For the listing below, give the number of lines in which "JSON" occurs. Add nothing.

* Start *

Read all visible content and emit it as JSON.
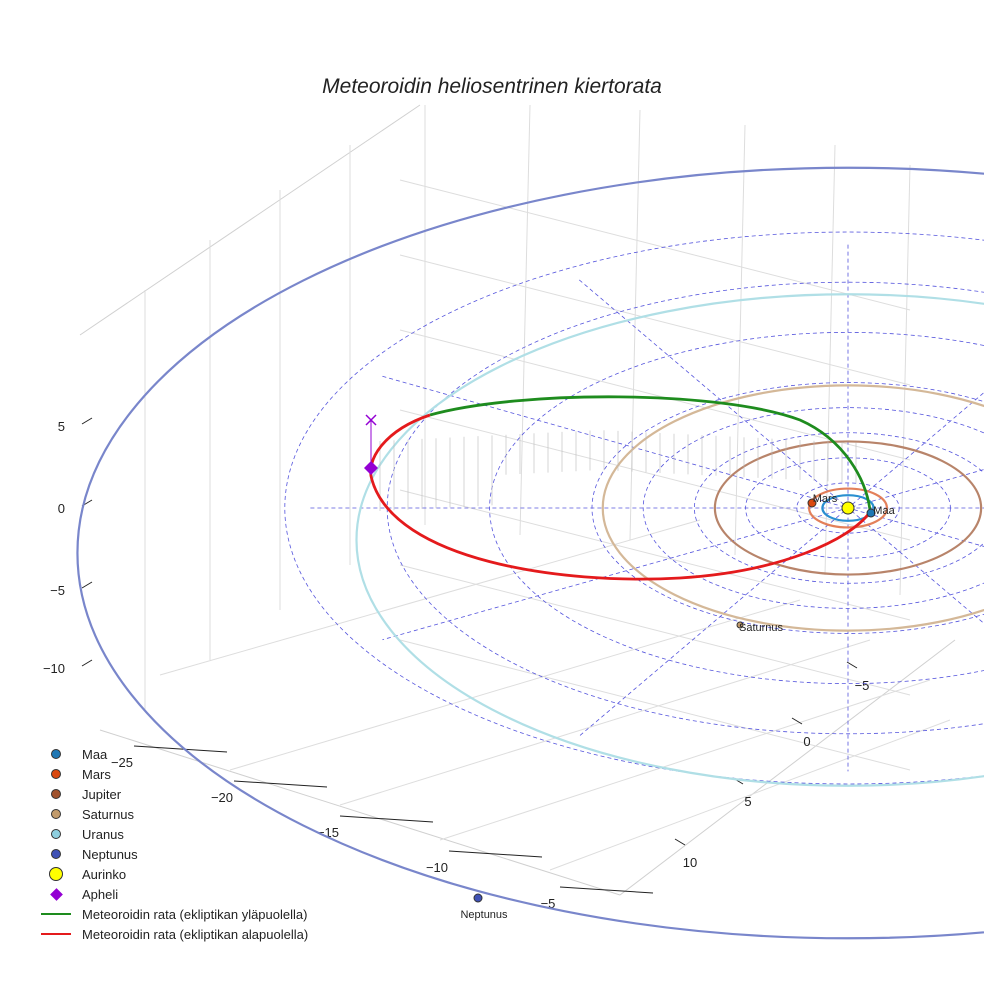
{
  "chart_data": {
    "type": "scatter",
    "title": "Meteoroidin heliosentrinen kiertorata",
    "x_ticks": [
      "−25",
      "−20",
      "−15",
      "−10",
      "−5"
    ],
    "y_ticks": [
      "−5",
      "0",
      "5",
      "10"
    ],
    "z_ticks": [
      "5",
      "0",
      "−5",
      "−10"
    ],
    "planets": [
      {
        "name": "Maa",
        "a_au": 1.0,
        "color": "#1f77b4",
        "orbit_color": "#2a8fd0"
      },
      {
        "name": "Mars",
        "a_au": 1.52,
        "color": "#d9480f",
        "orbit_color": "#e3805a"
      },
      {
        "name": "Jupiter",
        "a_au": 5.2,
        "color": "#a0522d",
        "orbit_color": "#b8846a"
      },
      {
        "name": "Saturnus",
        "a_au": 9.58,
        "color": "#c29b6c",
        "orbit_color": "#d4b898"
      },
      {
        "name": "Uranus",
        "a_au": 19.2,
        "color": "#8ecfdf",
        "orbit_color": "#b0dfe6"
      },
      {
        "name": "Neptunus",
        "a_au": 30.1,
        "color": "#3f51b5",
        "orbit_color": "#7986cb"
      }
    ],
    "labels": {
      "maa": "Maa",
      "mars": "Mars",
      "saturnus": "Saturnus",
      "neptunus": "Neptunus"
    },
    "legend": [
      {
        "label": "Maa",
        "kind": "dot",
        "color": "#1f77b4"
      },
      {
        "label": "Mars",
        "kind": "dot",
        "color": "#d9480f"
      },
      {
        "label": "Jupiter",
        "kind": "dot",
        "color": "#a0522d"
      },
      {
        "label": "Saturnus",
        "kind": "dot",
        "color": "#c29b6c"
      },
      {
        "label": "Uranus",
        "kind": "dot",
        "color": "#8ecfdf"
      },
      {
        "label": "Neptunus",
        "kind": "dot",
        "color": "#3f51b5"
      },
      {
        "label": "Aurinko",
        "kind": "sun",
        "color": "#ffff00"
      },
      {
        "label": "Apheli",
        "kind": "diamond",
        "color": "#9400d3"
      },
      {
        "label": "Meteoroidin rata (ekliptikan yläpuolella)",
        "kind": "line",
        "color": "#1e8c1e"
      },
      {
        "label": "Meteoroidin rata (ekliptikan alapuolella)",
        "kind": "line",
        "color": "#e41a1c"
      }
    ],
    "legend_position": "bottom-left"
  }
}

* End *
* Start *

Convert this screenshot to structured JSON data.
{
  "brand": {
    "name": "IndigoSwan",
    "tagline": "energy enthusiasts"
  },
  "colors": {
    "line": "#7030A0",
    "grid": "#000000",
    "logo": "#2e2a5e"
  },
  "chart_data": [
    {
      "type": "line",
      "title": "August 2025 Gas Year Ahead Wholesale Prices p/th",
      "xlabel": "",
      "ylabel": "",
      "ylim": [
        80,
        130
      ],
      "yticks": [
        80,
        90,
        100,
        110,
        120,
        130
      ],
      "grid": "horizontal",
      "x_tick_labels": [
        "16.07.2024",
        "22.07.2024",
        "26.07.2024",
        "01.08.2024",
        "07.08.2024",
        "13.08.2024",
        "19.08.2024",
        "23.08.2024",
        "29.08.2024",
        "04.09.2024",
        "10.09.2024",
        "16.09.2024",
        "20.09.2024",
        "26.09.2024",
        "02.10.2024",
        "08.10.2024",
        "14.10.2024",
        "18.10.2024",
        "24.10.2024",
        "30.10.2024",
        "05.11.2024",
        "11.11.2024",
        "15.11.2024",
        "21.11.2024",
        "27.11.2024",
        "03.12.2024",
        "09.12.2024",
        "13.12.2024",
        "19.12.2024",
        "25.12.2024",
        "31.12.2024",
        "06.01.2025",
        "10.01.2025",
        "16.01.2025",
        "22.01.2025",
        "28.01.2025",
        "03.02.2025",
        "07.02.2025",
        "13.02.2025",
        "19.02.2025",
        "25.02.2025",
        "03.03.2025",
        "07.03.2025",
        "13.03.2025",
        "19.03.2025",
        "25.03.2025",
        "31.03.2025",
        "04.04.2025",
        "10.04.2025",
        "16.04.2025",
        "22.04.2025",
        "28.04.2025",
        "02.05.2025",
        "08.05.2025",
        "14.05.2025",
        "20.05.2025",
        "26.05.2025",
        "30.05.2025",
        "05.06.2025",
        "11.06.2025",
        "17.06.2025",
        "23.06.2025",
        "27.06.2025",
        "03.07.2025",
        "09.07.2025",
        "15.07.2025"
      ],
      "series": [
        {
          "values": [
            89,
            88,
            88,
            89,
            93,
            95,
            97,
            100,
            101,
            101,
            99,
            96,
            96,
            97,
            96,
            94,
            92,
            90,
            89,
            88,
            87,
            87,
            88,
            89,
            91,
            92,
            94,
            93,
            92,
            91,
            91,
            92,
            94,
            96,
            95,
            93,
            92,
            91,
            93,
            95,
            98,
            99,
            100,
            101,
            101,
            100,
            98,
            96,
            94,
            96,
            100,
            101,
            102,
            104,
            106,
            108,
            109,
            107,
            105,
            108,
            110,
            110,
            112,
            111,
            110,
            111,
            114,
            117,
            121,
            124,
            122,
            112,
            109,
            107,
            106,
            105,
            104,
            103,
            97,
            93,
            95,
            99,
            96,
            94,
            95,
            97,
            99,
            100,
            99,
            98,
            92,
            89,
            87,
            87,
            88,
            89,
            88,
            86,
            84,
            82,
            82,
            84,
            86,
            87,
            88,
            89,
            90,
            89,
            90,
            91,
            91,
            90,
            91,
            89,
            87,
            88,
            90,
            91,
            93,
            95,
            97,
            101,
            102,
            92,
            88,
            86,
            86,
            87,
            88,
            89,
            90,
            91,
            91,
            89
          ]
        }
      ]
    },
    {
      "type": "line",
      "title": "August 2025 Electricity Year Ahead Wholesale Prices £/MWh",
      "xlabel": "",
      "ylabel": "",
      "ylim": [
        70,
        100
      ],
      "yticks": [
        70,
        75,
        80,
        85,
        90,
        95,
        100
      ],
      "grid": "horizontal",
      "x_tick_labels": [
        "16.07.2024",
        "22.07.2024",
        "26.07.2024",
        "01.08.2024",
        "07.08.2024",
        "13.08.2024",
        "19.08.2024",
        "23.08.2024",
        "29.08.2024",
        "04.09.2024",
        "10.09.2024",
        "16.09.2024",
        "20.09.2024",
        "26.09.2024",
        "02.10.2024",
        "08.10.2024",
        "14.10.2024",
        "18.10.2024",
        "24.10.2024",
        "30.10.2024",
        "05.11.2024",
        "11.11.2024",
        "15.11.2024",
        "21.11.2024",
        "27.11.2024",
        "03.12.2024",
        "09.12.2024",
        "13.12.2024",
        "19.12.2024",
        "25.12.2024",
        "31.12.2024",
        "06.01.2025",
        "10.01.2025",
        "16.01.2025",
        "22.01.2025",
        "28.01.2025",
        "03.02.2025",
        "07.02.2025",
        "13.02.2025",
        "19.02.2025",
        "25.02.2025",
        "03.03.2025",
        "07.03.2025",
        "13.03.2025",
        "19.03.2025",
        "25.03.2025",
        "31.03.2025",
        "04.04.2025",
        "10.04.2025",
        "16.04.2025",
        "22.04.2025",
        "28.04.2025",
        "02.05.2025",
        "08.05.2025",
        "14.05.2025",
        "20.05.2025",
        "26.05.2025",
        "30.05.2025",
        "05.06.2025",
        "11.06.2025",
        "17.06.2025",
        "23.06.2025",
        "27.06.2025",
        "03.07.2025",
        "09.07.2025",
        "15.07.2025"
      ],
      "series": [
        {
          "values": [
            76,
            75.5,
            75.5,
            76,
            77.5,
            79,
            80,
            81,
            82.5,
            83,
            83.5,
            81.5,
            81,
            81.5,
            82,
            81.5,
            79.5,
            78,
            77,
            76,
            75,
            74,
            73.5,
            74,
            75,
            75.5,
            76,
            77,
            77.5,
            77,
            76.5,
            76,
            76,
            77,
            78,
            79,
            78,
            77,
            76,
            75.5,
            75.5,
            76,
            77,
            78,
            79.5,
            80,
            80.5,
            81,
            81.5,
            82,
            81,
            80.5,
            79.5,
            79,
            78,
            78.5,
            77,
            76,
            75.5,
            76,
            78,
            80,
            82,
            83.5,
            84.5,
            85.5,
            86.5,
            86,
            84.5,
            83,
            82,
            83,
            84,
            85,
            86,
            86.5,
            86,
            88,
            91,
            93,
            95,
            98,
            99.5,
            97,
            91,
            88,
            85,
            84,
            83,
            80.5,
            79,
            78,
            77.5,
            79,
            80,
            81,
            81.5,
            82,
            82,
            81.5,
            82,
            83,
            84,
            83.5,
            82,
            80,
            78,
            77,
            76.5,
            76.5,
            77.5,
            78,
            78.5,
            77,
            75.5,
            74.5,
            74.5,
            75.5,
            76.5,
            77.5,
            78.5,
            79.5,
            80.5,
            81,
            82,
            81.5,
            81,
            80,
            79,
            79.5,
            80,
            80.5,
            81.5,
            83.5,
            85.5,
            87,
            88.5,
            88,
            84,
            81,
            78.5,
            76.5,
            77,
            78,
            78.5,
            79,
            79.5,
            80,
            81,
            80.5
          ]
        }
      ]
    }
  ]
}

* End *

Finished task: 2